## Required task:
Copy each line of the entries that contains the word "Mean".

## Record list:
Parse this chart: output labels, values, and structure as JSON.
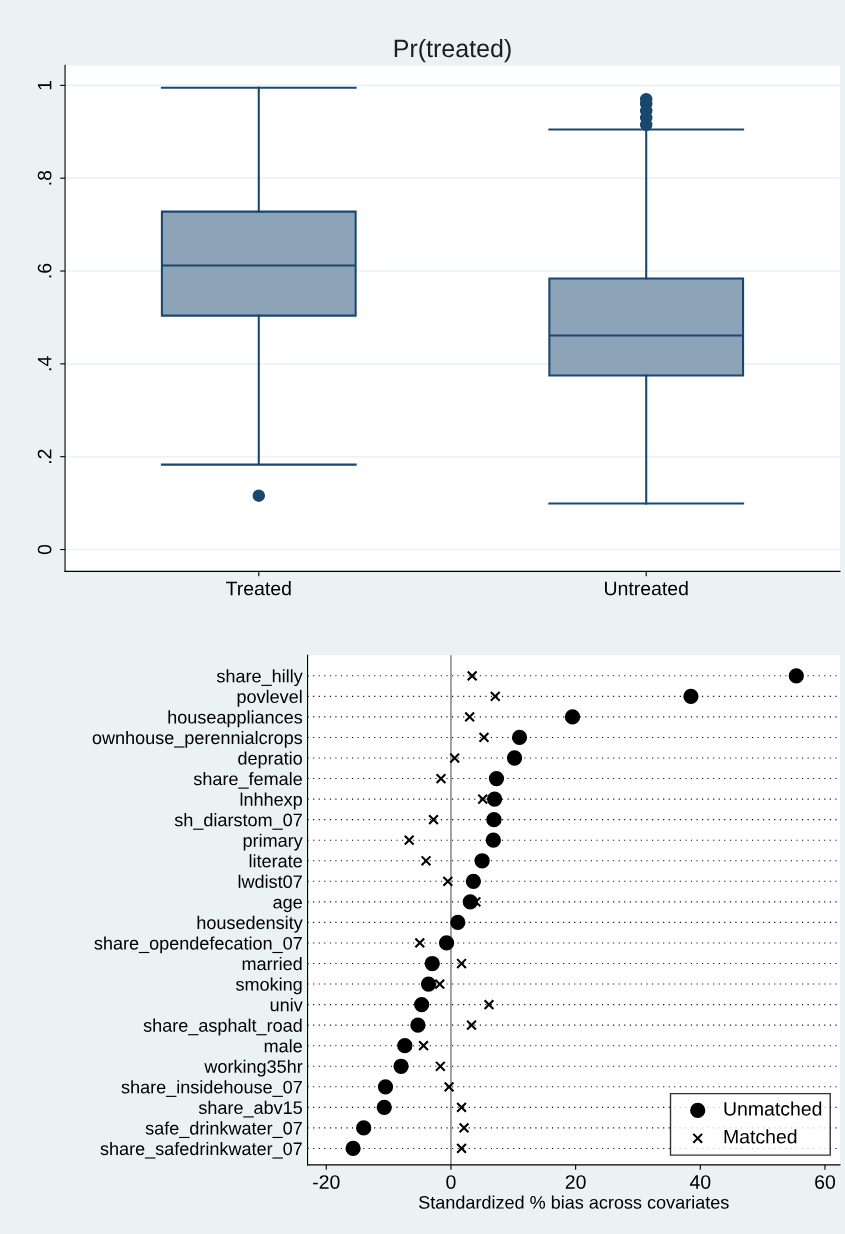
{
  "chart_data": [
    {
      "type": "box",
      "title": "Pr(treated)",
      "categories": [
        "Treated",
        "Untreated"
      ],
      "color": "#8da3b8",
      "boxes": [
        {
          "low": 0.183,
          "q1": 0.504,
          "median": 0.612,
          "q3": 0.728,
          "high": 0.995,
          "outliers": [
            0.116
          ]
        },
        {
          "low": 0.099,
          "q1": 0.375,
          "median": 0.461,
          "q3": 0.584,
          "high": 0.905,
          "outliers": [
            0.915,
            0.93,
            0.945,
            0.96,
            0.97
          ]
        }
      ],
      "ylim": [
        -0.047,
        1.043
      ],
      "yticks": [
        0,
        {
          "value": 0.2,
          "label": ".2"
        },
        {
          "value": 0.4,
          "label": ".4"
        },
        {
          "value": 0.6,
          "label": ".6"
        },
        {
          "value": 0.8,
          "label": ".8"
        },
        1
      ],
      "grid": "y"
    },
    {
      "type": "scatter",
      "orientation": "horizontal",
      "xlabel": "Standardized % bias across covariates",
      "categories": [
        "share_hilly",
        "povlevel",
        "houseappliances",
        "ownhouse_perennialcrops",
        "depratio",
        "share_female",
        "lnhhexp",
        "sh_diarstom_07",
        "primary",
        "literate",
        "lwdist07",
        "age",
        "housedensity",
        "share_opendefecation_07",
        "married",
        "smoking",
        "univ",
        "share_asphalt_road",
        "male",
        "working35hr",
        "share_insidehouse_07",
        "share_abv15",
        "safe_drinkwater_07",
        "share_safedrinkwater_07"
      ],
      "series": [
        {
          "name": "Unmatched",
          "color": "#000000",
          "marker": "circle",
          "values": [
            55.4,
            38.5,
            19.5,
            11.0,
            10.2,
            7.3,
            7.0,
            6.9,
            6.8,
            5.0,
            3.6,
            3.1,
            1.1,
            -0.7,
            -3.0,
            -3.6,
            -4.7,
            -5.3,
            -7.4,
            -8.0,
            -10.5,
            -10.7,
            -14.0,
            -15.7
          ]
        },
        {
          "name": "Matched",
          "color": "#000000",
          "marker": "cross",
          "values": [
            3.4,
            7.1,
            3.0,
            5.3,
            0.6,
            -1.6,
            5.1,
            -2.8,
            -6.7,
            -4.0,
            -0.5,
            4.0,
            null,
            -5.0,
            1.7,
            -1.8,
            6.1,
            3.3,
            -4.4,
            -1.7,
            -0.3,
            1.7,
            2.1,
            1.7
          ]
        }
      ],
      "xlim": [
        -23.0,
        62.4
      ],
      "xticks": [
        -20,
        0,
        20,
        40,
        60
      ],
      "ref_lines": [
        {
          "axis": "x",
          "value": 0,
          "color": "#999999"
        }
      ],
      "grid": "y",
      "legend": "bottom right"
    }
  ]
}
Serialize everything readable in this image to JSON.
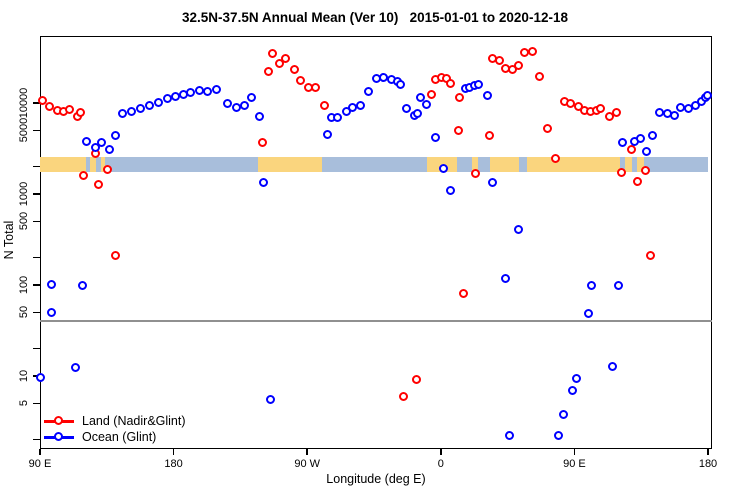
{
  "title": "32.5N-37.5N Annual Mean (Ver 10)   2015-01-01 to 2020-12-18",
  "colors": {
    "land": "#FF0000",
    "ocean": "#0000FF",
    "band_land": "#FAD57E",
    "band_ocean": "#A8BEDB",
    "reference_line": "#909090",
    "axis": "#000000"
  },
  "chart_data": {
    "type": "scatter",
    "title": "32.5N-37.5N Annual Mean (Ver 10)   2015-01-01 to 2020-12-18",
    "xlabel": "Longitude (deg E)",
    "ylabel": "N Total",
    "x_axis": {
      "note": "longitude increasing eastward from 90E, wrapping past 180 and 0 back to 180; 450 deg total span",
      "range_deg": [
        90,
        542
      ],
      "ticks": [
        {
          "lon": 90,
          "label": "90 E"
        },
        {
          "lon": 180,
          "label": "180"
        },
        {
          "lon": 270,
          "label": "90 W"
        },
        {
          "lon": 360,
          "label": "0"
        },
        {
          "lon": 450,
          "label": "90 E"
        },
        {
          "lon": 540,
          "label": "180"
        }
      ]
    },
    "y_axis": {
      "scale": "log",
      "range": [
        1.8,
        55000
      ],
      "ticks": [
        {
          "v": 10000,
          "label": "10000"
        },
        {
          "v": 5000,
          "label": "5000"
        },
        {
          "v": 1000,
          "label": "1000"
        },
        {
          "v": 500,
          "label": "500"
        },
        {
          "v": 100,
          "label": "100"
        },
        {
          "v": 50,
          "label": "50"
        },
        {
          "v": 10,
          "label": "10"
        },
        {
          "v": 5,
          "label": "5"
        }
      ],
      "minor_ticks": [
        2000,
        200,
        20,
        2
      ]
    },
    "reference_line": {
      "value": 40,
      "color": "#909090"
    },
    "coast_band": {
      "value_top": 2560,
      "value_bottom": 1750,
      "land_color": "#FAD57E",
      "ocean_color": "#A8BEDB",
      "segments": [
        [
          90,
          121,
          "land"
        ],
        [
          121,
          124,
          "ocean"
        ],
        [
          124,
          128,
          "land"
        ],
        [
          128,
          131,
          "ocean"
        ],
        [
          131,
          134,
          "land"
        ],
        [
          134,
          237,
          "ocean"
        ],
        [
          237,
          280,
          "land"
        ],
        [
          280,
          351,
          "ocean"
        ],
        [
          351,
          371,
          "land"
        ],
        [
          371,
          381,
          "ocean"
        ],
        [
          381,
          385,
          "land"
        ],
        [
          385,
          393,
          "ocean"
        ],
        [
          393,
          413,
          "land"
        ],
        [
          413,
          418,
          "ocean"
        ],
        [
          418,
          481,
          "land"
        ],
        [
          481,
          484,
          "ocean"
        ],
        [
          484,
          489,
          "land"
        ],
        [
          489,
          492,
          "ocean"
        ],
        [
          492,
          497,
          "land"
        ],
        [
          497,
          540,
          "ocean"
        ]
      ]
    },
    "legend": {
      "position": "bottom-left"
    },
    "series": [
      {
        "name": "Land (Nadir&Glint)",
        "color": "#FF0000",
        "points": [
          [
            92,
            10500
          ],
          [
            97,
            9000
          ],
          [
            102,
            8150
          ],
          [
            106,
            7950
          ],
          [
            110,
            8400
          ],
          [
            116,
            7000
          ],
          [
            118,
            7700
          ],
          [
            128,
            2750
          ],
          [
            136,
            1830
          ],
          [
            120,
            1580
          ],
          [
            130,
            1260
          ],
          [
            141,
            210
          ],
          [
            240,
            3630
          ],
          [
            244,
            21900
          ],
          [
            247,
            34600
          ],
          [
            252,
            26800
          ],
          [
            256,
            30400
          ],
          [
            262,
            23000
          ],
          [
            266,
            17500
          ],
          [
            271,
            14600
          ],
          [
            276,
            14400
          ],
          [
            282,
            9200
          ],
          [
            335,
            5.8
          ],
          [
            344,
            9
          ],
          [
            376,
            80
          ],
          [
            354,
            12200
          ],
          [
            357,
            17900
          ],
          [
            361,
            18800
          ],
          [
            364,
            18300
          ],
          [
            367,
            16200
          ],
          [
            373,
            11300
          ],
          [
            372,
            4920
          ],
          [
            384,
            1660
          ],
          [
            393,
            4330
          ],
          [
            395,
            30400
          ],
          [
            400,
            29000
          ],
          [
            404,
            23600
          ],
          [
            409,
            23000
          ],
          [
            413,
            25500
          ],
          [
            417,
            35500
          ],
          [
            422,
            36400
          ],
          [
            427,
            19300
          ],
          [
            432,
            5180
          ],
          [
            438,
            2400
          ],
          [
            502,
            210
          ],
          [
            444,
            10300
          ],
          [
            448,
            9700
          ],
          [
            453,
            9000
          ],
          [
            457,
            8200
          ],
          [
            461,
            8000
          ],
          [
            465,
            8200
          ],
          [
            468,
            8600
          ],
          [
            474,
            7000
          ],
          [
            479,
            7700
          ],
          [
            489,
            3000
          ],
          [
            482,
            1700
          ],
          [
            498,
            1780
          ],
          [
            493,
            1350
          ]
        ]
      },
      {
        "name": "Ocean (Glint)",
        "color": "#0000FF",
        "points": [
          [
            146,
            7600
          ],
          [
            152,
            7900
          ],
          [
            158,
            8600
          ],
          [
            164,
            9200
          ],
          [
            170,
            10000
          ],
          [
            176,
            11100
          ],
          [
            182,
            11600
          ],
          [
            187,
            12200
          ],
          [
            192,
            12900
          ],
          [
            198,
            13500
          ],
          [
            203,
            13200
          ],
          [
            209,
            13900
          ],
          [
            217,
            9700
          ],
          [
            223,
            8800
          ],
          [
            228,
            9200
          ],
          [
            233,
            11300
          ],
          [
            238,
            7000
          ],
          [
            122,
            3730
          ],
          [
            128,
            3200
          ],
          [
            132,
            3630
          ],
          [
            141,
            4330
          ],
          [
            137,
            3040
          ],
          [
            241,
            1310
          ],
          [
            284,
            4430
          ],
          [
            287,
            6800
          ],
          [
            291,
            6900
          ],
          [
            297,
            7900
          ],
          [
            301,
            8900
          ],
          [
            306,
            9300
          ],
          [
            312,
            13200
          ],
          [
            317,
            18400
          ],
          [
            322,
            18800
          ],
          [
            327,
            17900
          ],
          [
            331,
            17100
          ],
          [
            333,
            15800
          ],
          [
            337,
            8600
          ],
          [
            343,
            7200
          ],
          [
            345,
            7600
          ],
          [
            347,
            11300
          ],
          [
            351,
            9500
          ],
          [
            377,
            14200
          ],
          [
            380,
            14600
          ],
          [
            383,
            15400
          ],
          [
            386,
            15800
          ],
          [
            392,
            11900
          ],
          [
            357,
            4130
          ],
          [
            362,
            1890
          ],
          [
            367,
            1070
          ],
          [
            395,
            1320
          ],
          [
            98,
            100
          ],
          [
            119,
            97
          ],
          [
            98,
            49
          ],
          [
            91,
            9.5
          ],
          [
            114,
            12.2
          ],
          [
            246,
            5.4
          ],
          [
            413,
            400
          ],
          [
            404,
            117
          ],
          [
            462,
            98
          ],
          [
            480,
            98
          ],
          [
            460,
            48
          ],
          [
            476,
            12.5
          ],
          [
            452,
            9.3
          ],
          [
            449,
            6.9
          ],
          [
            443,
            3.7
          ],
          [
            407,
            2.2
          ],
          [
            440,
            2.2
          ],
          [
            483,
            3630
          ],
          [
            491,
            3730
          ],
          [
            495,
            4030
          ],
          [
            499,
            2900
          ],
          [
            503,
            4330
          ],
          [
            508,
            7700
          ],
          [
            513,
            7500
          ],
          [
            518,
            7100
          ],
          [
            522,
            8900
          ],
          [
            527,
            8500
          ],
          [
            532,
            9200
          ],
          [
            536,
            10300
          ],
          [
            539,
            11300
          ],
          [
            540,
            11900
          ]
        ]
      }
    ]
  }
}
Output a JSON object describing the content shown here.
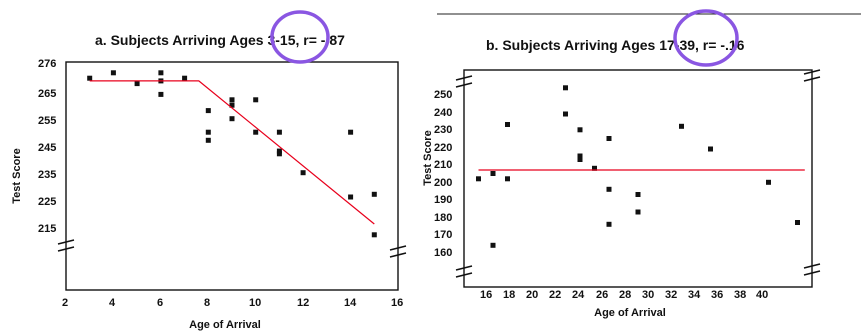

## Exercise answer:
  "title": "32.5N-37.5N Annual Mean (Ver 10)   2015-01-01 to 2020-12-18",
    "title": "32.5N-37.5N Annual Mean (Ver 10)   2015-01-01 to 2020-12-18",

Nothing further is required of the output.